Source data

--

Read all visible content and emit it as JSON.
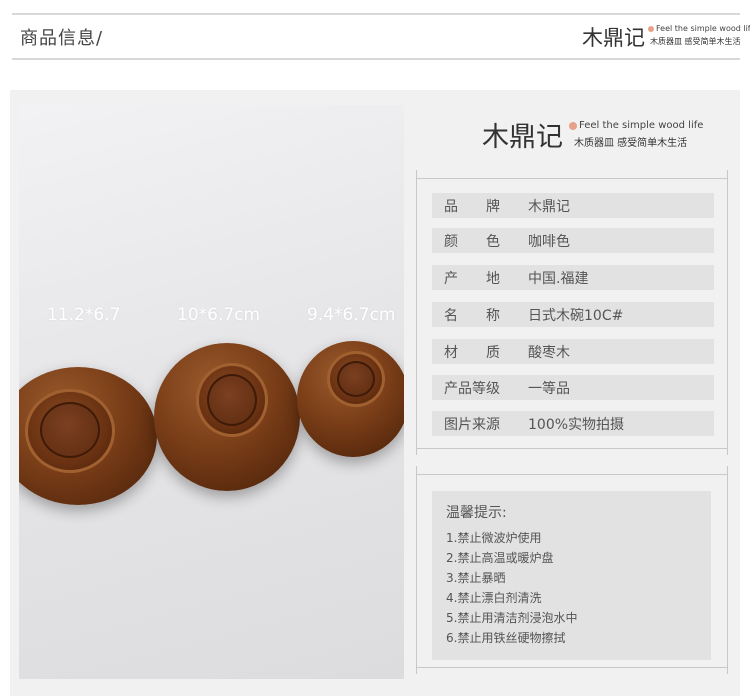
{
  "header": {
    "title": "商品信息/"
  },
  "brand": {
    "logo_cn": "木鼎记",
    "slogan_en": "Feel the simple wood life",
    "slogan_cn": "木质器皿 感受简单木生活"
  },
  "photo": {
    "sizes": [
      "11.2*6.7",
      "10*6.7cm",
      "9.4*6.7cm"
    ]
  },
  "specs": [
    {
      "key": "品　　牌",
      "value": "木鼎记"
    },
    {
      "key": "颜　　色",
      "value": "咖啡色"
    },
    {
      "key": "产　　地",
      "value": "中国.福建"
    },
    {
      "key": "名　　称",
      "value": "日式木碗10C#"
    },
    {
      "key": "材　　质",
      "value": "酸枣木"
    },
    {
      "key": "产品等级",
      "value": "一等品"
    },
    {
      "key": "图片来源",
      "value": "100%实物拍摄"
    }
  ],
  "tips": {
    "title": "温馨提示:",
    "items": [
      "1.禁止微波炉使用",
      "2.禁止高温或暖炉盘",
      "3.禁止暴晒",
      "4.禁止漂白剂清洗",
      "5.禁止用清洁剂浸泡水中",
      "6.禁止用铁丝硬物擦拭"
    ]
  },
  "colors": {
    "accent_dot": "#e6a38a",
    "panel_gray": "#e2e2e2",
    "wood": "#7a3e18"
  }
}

--

• **What the task asks**:
Drop the pictures and reproduce the rest of the entries above exactly.

• **The completed task**:
Read all visible content and emit it as JSON.
{
  "header": {
    "title": "商品信息/"
  },
  "brand": {
    "logo_cn": "木鼎记",
    "slogan_en": "Feel the simple wood life",
    "slogan_cn": "木质器皿 感受简单木生活"
  },
  "photo": {
    "sizes": [
      "11.2*6.7",
      "10*6.7cm",
      "9.4*6.7cm"
    ]
  },
  "specs": [
    {
      "key": "品　　牌",
      "value": "木鼎记"
    },
    {
      "key": "颜　　色",
      "value": "咖啡色"
    },
    {
      "key": "产　　地",
      "value": "中国.福建"
    },
    {
      "key": "名　　称",
      "value": "日式木碗10C#"
    },
    {
      "key": "材　　质",
      "value": "酸枣木"
    },
    {
      "key": "产品等级",
      "value": "一等品"
    },
    {
      "key": "图片来源",
      "value": "100%实物拍摄"
    }
  ],
  "tips": {
    "title": "温馨提示:",
    "items": [
      "1.禁止微波炉使用",
      "2.禁止高温或暖炉盘",
      "3.禁止暴晒",
      "4.禁止漂白剂清洗",
      "5.禁止用清洁剂浸泡水中",
      "6.禁止用铁丝硬物擦拭"
    ]
  },
  "colors": {
    "accent_dot": "#e6a38a",
    "panel_gray": "#e2e2e2",
    "wood": "#7a3e18"
  }
}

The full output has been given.